Task details: In the entries that follow, how many lines contain the word "online"? Answer with the number only.

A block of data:

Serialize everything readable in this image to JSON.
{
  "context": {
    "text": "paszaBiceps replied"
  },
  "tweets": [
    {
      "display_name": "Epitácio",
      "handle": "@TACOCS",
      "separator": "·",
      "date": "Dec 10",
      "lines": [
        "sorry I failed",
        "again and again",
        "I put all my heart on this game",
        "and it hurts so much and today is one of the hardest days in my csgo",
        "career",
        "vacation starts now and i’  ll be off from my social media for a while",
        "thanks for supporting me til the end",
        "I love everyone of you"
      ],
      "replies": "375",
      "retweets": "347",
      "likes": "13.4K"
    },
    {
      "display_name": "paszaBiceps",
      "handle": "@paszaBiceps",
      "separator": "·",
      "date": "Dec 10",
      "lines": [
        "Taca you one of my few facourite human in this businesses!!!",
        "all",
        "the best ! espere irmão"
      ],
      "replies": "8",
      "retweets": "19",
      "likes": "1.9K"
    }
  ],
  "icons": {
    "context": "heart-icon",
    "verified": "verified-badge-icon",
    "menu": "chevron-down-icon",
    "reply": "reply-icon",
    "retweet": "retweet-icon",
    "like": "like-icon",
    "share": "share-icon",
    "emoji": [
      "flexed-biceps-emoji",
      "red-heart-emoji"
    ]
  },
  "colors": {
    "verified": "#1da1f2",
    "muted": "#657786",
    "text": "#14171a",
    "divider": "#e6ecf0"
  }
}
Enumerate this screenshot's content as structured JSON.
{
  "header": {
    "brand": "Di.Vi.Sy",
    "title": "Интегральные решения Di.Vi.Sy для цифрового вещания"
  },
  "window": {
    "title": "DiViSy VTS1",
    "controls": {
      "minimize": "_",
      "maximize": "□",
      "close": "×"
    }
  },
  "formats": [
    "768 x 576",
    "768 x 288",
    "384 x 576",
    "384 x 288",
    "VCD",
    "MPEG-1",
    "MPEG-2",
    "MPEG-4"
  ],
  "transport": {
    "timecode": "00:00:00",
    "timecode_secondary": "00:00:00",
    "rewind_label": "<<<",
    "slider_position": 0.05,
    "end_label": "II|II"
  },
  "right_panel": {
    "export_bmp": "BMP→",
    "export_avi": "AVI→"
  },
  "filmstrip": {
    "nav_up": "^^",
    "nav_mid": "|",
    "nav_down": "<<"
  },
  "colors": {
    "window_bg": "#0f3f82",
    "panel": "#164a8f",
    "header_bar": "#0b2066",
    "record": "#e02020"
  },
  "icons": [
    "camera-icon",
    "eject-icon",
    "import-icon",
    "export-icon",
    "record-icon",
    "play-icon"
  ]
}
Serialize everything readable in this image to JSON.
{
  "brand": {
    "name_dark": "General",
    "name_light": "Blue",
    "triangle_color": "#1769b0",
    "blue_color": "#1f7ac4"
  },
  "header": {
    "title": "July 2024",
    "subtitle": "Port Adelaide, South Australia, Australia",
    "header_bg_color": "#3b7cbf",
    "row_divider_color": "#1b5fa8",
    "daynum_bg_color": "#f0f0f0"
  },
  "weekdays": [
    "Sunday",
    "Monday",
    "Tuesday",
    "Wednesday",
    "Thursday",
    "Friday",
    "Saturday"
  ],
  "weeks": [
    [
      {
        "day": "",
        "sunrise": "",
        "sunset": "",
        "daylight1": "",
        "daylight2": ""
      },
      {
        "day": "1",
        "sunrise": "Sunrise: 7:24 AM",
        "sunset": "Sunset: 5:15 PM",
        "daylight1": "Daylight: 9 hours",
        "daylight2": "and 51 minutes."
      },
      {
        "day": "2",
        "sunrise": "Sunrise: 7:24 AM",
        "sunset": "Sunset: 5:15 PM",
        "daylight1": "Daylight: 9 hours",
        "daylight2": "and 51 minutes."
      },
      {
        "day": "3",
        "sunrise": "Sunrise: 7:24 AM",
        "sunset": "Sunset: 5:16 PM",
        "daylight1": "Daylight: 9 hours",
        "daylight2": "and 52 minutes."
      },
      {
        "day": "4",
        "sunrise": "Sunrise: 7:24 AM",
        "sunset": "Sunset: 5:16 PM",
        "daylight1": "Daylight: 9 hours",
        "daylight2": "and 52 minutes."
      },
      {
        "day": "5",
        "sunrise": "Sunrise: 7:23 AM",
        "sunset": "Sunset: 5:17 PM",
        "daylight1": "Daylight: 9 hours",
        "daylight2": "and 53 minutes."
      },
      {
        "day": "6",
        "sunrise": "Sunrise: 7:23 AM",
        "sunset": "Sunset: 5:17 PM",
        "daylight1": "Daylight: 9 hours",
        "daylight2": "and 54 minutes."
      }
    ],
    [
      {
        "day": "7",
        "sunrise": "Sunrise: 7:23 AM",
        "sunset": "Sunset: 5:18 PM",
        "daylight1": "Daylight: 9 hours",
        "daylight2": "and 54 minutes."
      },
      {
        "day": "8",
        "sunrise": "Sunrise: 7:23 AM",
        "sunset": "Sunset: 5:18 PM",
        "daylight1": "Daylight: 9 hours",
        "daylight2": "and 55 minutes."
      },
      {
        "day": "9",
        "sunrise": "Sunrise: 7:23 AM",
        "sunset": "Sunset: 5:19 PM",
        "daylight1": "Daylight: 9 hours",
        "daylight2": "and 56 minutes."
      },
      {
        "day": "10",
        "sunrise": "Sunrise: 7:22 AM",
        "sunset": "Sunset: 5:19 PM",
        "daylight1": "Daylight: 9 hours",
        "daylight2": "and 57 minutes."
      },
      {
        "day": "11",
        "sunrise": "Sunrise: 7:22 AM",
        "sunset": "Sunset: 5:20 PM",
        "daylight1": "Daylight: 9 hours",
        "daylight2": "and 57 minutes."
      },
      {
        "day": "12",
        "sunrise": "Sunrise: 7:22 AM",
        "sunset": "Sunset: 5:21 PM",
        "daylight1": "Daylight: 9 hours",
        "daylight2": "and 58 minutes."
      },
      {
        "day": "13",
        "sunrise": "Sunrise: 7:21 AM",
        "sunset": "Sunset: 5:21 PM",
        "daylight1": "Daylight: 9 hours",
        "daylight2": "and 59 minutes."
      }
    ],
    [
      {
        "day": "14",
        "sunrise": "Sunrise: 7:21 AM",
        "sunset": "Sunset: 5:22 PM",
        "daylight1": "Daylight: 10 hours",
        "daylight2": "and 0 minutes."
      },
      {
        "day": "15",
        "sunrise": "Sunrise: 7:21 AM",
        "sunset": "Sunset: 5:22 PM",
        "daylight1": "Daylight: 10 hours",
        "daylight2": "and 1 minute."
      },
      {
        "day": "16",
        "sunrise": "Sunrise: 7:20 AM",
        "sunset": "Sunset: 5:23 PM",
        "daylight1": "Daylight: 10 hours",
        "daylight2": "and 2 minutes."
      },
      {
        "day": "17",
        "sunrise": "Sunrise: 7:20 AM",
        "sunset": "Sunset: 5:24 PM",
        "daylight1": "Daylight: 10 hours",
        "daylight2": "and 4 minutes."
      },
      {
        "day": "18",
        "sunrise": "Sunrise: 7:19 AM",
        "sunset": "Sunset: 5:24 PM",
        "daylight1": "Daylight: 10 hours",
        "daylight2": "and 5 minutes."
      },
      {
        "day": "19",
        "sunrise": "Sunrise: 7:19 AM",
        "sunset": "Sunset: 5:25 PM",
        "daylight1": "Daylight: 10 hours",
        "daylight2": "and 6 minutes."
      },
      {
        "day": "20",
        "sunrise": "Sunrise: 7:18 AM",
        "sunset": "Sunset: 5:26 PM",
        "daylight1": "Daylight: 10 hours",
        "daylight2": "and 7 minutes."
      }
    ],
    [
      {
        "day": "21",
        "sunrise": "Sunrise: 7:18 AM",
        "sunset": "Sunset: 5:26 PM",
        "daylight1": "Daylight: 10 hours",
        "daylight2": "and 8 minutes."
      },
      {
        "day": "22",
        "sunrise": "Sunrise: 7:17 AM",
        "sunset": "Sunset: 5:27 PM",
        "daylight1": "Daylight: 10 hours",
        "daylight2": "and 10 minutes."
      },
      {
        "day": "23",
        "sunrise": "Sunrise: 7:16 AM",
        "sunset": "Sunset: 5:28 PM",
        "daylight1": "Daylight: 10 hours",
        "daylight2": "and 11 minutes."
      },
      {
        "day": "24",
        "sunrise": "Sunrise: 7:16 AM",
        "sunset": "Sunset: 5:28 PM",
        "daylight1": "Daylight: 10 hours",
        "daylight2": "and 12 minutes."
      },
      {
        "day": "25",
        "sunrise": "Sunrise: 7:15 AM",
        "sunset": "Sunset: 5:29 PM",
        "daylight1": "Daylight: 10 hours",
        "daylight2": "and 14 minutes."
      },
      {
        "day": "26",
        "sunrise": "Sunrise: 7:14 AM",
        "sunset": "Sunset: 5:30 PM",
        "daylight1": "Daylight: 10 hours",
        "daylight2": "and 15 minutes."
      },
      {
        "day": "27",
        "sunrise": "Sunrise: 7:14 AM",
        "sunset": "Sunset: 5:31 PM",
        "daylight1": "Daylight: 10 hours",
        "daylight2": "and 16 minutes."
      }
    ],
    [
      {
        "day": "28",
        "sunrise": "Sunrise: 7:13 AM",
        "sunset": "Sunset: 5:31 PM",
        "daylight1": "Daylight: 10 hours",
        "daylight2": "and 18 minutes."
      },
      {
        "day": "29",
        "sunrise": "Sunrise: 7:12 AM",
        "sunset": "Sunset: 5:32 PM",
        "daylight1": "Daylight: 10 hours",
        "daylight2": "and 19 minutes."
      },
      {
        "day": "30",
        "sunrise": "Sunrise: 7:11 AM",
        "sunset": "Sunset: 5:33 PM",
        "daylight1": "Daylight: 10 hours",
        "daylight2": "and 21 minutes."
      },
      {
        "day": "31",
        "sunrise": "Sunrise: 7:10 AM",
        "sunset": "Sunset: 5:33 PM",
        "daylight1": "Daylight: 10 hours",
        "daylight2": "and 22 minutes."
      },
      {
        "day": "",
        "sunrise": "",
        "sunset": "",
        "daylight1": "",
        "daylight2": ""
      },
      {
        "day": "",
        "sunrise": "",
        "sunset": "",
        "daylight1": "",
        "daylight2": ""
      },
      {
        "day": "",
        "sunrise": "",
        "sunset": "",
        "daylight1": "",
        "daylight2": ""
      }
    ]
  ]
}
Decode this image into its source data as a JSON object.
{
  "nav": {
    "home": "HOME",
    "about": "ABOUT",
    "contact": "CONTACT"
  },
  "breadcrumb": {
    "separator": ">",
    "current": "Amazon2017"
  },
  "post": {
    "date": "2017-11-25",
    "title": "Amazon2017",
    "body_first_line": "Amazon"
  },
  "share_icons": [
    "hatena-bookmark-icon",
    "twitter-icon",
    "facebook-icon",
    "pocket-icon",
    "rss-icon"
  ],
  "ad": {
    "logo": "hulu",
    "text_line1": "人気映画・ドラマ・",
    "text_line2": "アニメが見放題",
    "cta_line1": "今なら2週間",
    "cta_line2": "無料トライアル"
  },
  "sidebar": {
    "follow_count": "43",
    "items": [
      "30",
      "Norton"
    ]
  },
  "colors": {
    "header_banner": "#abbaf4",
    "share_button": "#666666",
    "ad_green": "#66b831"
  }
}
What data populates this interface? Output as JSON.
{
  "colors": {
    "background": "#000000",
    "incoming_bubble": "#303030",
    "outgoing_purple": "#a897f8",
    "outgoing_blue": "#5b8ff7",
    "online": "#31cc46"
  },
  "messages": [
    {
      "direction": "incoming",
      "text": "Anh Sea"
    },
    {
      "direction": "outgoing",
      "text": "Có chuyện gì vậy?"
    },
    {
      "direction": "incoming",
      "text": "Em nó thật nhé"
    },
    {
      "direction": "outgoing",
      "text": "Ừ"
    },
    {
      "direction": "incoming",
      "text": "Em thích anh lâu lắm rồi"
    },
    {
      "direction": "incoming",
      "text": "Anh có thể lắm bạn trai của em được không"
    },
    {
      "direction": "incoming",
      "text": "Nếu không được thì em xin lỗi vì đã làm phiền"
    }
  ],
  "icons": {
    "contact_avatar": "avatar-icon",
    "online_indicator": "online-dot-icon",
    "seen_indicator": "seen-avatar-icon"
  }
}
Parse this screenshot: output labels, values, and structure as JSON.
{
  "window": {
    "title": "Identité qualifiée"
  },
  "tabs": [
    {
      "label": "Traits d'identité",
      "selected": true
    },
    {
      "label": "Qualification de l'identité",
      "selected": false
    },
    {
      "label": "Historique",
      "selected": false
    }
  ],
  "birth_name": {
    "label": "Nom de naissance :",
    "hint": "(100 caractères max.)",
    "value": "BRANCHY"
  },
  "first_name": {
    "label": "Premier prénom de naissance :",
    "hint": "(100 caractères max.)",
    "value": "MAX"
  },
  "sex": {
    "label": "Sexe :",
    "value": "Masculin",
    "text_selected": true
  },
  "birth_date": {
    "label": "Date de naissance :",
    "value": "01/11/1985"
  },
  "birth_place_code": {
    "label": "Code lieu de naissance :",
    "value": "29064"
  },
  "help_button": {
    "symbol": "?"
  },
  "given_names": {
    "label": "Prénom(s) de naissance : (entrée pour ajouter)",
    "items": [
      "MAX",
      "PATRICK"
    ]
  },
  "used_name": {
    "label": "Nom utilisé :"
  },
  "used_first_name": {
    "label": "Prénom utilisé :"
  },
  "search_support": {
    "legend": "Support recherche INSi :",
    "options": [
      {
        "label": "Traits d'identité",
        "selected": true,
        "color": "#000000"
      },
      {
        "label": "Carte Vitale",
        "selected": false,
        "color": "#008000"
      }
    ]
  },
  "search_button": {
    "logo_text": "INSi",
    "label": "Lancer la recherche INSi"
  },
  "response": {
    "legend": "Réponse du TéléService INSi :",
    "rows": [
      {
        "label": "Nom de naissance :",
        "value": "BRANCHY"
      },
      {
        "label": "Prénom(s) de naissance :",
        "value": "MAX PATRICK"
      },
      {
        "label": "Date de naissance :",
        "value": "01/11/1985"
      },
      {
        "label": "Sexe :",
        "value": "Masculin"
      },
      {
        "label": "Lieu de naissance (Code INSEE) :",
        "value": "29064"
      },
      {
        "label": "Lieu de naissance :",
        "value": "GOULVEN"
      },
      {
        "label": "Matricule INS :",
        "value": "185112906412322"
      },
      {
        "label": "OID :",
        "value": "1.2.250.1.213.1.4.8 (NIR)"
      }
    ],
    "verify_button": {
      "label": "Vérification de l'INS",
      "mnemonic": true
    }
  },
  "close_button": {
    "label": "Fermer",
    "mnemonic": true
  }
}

Solved problem: 2